Output each line of the material exactly as it stands.

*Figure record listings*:
:::::
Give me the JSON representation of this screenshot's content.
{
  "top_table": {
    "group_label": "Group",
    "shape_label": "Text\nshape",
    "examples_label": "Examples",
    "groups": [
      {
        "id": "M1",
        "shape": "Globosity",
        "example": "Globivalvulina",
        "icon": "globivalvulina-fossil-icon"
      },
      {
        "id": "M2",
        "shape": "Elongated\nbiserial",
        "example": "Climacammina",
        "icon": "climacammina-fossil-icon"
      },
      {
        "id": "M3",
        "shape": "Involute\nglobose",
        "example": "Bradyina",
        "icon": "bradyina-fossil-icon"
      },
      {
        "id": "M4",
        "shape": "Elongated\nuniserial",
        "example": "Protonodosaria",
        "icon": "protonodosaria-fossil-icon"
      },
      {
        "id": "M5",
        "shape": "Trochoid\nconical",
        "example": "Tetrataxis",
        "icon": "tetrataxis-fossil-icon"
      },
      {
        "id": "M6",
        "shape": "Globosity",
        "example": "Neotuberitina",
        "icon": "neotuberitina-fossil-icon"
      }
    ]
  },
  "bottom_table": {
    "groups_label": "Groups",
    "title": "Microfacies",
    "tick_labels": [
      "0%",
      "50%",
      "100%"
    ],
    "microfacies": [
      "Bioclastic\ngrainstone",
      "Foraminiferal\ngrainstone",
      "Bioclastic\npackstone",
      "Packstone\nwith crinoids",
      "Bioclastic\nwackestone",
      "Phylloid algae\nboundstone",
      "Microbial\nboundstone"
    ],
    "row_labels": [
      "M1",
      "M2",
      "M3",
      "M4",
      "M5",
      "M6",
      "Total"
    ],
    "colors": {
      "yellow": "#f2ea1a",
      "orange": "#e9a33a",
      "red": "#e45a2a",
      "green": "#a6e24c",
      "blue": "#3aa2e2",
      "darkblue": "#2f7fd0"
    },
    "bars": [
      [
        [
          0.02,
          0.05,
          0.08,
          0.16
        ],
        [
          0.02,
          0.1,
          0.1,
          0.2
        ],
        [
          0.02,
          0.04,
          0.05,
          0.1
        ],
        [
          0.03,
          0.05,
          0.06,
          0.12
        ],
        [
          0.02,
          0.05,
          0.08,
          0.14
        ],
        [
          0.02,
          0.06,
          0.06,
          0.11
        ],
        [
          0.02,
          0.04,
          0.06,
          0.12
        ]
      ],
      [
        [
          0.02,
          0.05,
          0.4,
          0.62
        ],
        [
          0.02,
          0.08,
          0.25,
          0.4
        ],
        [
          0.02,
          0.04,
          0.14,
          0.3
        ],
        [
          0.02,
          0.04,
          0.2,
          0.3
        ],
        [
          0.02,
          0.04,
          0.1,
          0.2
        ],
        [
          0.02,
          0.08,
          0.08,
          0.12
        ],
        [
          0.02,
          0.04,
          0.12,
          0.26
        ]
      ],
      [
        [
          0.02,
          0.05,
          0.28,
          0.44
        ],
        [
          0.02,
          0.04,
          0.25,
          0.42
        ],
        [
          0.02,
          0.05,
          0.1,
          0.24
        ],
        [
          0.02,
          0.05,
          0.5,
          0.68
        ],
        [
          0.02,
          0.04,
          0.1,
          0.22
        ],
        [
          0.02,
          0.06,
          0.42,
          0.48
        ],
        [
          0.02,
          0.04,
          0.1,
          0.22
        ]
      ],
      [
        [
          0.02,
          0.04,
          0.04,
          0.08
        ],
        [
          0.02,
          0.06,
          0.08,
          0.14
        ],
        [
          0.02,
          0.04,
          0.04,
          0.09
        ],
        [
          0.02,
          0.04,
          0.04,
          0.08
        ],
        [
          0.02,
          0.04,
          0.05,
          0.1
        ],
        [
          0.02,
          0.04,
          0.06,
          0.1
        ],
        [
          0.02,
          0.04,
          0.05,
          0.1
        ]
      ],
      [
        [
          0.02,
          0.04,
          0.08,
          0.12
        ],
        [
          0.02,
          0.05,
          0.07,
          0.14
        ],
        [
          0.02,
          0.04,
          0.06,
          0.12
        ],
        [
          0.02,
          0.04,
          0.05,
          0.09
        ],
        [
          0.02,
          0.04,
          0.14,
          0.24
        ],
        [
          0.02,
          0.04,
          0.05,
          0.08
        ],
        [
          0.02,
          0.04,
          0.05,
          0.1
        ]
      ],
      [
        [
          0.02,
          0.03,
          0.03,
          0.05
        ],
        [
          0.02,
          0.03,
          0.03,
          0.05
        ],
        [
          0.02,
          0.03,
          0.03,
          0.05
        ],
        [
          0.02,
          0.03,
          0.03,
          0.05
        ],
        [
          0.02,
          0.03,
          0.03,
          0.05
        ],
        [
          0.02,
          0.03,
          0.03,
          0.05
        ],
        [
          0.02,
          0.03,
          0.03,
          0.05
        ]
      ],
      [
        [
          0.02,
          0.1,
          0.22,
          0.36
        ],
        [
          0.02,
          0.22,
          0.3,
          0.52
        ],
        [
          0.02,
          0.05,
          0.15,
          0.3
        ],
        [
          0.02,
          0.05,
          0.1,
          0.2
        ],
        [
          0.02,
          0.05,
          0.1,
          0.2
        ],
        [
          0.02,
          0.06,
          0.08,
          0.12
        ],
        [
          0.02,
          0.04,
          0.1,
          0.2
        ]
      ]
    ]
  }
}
:::::
*Full answer*:
Give me the JSON representation of this screenshot's content.
{
  "top_table": {
    "group_label": "Group",
    "shape_label": "Text\nshape",
    "examples_label": "Examples",
    "groups": [
      {
        "id": "M1",
        "shape": "Globosity",
        "example": "Globivalvulina",
        "icon": "globivalvulina-fossil-icon"
      },
      {
        "id": "M2",
        "shape": "Elongated\nbiserial",
        "example": "Climacammina",
        "icon": "climacammina-fossil-icon"
      },
      {
        "id": "M3",
        "shape": "Involute\nglobose",
        "example": "Bradyina",
        "icon": "bradyina-fossil-icon"
      },
      {
        "id": "M4",
        "shape": "Elongated\nuniserial",
        "example": "Protonodosaria",
        "icon": "protonodosaria-fossil-icon"
      },
      {
        "id": "M5",
        "shape": "Trochoid\nconical",
        "example": "Tetrataxis",
        "icon": "tetrataxis-fossil-icon"
      },
      {
        "id": "M6",
        "shape": "Globosity",
        "example": "Neotuberitina",
        "icon": "neotuberitina-fossil-icon"
      }
    ]
  },
  "bottom_table": {
    "groups_label": "Groups",
    "title": "Microfacies",
    "tick_labels": [
      "0%",
      "50%",
      "100%"
    ],
    "microfacies": [
      "Bioclastic\ngrainstone",
      "Foraminiferal\ngrainstone",
      "Bioclastic\npackstone",
      "Packstone\nwith crinoids",
      "Bioclastic\nwackestone",
      "Phylloid algae\nboundstone",
      "Microbial\nboundstone"
    ],
    "row_labels": [
      "M1",
      "M2",
      "M3",
      "M4",
      "M5",
      "M6",
      "Total"
    ],
    "colors": {
      "yellow": "#f2ea1a",
      "orange": "#e9a33a",
      "red": "#e45a2a",
      "green": "#a6e24c",
      "blue": "#3aa2e2",
      "darkblue": "#2f7fd0"
    },
    "bars": [
      [
        [
          0.02,
          0.05,
          0.08,
          0.16
        ],
        [
          0.02,
          0.1,
          0.1,
          0.2
        ],
        [
          0.02,
          0.04,
          0.05,
          0.1
        ],
        [
          0.03,
          0.05,
          0.06,
          0.12
        ],
        [
          0.02,
          0.05,
          0.08,
          0.14
        ],
        [
          0.02,
          0.06,
          0.06,
          0.11
        ],
        [
          0.02,
          0.04,
          0.06,
          0.12
        ]
      ],
      [
        [
          0.02,
          0.05,
          0.4,
          0.62
        ],
        [
          0.02,
          0.08,
          0.25,
          0.4
        ],
        [
          0.02,
          0.04,
          0.14,
          0.3
        ],
        [
          0.02,
          0.04,
          0.2,
          0.3
        ],
        [
          0.02,
          0.04,
          0.1,
          0.2
        ],
        [
          0.02,
          0.08,
          0.08,
          0.12
        ],
        [
          0.02,
          0.04,
          0.12,
          0.26
        ]
      ],
      [
        [
          0.02,
          0.05,
          0.28,
          0.44
        ],
        [
          0.02,
          0.04,
          0.25,
          0.42
        ],
        [
          0.02,
          0.05,
          0.1,
          0.24
        ],
        [
          0.02,
          0.05,
          0.5,
          0.68
        ],
        [
          0.02,
          0.04,
          0.1,
          0.22
        ],
        [
          0.02,
          0.06,
          0.42,
          0.48
        ],
        [
          0.02,
          0.04,
          0.1,
          0.22
        ]
      ],
      [
        [
          0.02,
          0.04,
          0.04,
          0.08
        ],
        [
          0.02,
          0.06,
          0.08,
          0.14
        ],
        [
          0.02,
          0.04,
          0.04,
          0.09
        ],
        [
          0.02,
          0.04,
          0.04,
          0.08
        ],
        [
          0.02,
          0.04,
          0.05,
          0.1
        ],
        [
          0.02,
          0.04,
          0.06,
          0.1
        ],
        [
          0.02,
          0.04,
          0.05,
          0.1
        ]
      ],
      [
        [
          0.02,
          0.04,
          0.08,
          0.12
        ],
        [
          0.02,
          0.05,
          0.07,
          0.14
        ],
        [
          0.02,
          0.04,
          0.06,
          0.12
        ],
        [
          0.02,
          0.04,
          0.05,
          0.09
        ],
        [
          0.02,
          0.04,
          0.14,
          0.24
        ],
        [
          0.02,
          0.04,
          0.05,
          0.08
        ],
        [
          0.02,
          0.04,
          0.05,
          0.1
        ]
      ],
      [
        [
          0.02,
          0.03,
          0.03,
          0.05
        ],
        [
          0.02,
          0.03,
          0.03,
          0.05
        ],
        [
          0.02,
          0.03,
          0.03,
          0.05
        ],
        [
          0.02,
          0.03,
          0.03,
          0.05
        ],
        [
          0.02,
          0.03,
          0.03,
          0.05
        ],
        [
          0.02,
          0.03,
          0.03,
          0.05
        ],
        [
          0.02,
          0.03,
          0.03,
          0.05
        ]
      ],
      [
        [
          0.02,
          0.1,
          0.22,
          0.36
        ],
        [
          0.02,
          0.22,
          0.3,
          0.52
        ],
        [
          0.02,
          0.05,
          0.15,
          0.3
        ],
        [
          0.02,
          0.05,
          0.1,
          0.2
        ],
        [
          0.02,
          0.05,
          0.1,
          0.2
        ],
        [
          0.02,
          0.06,
          0.08,
          0.12
        ],
        [
          0.02,
          0.04,
          0.1,
          0.2
        ]
      ]
    ]
  }
}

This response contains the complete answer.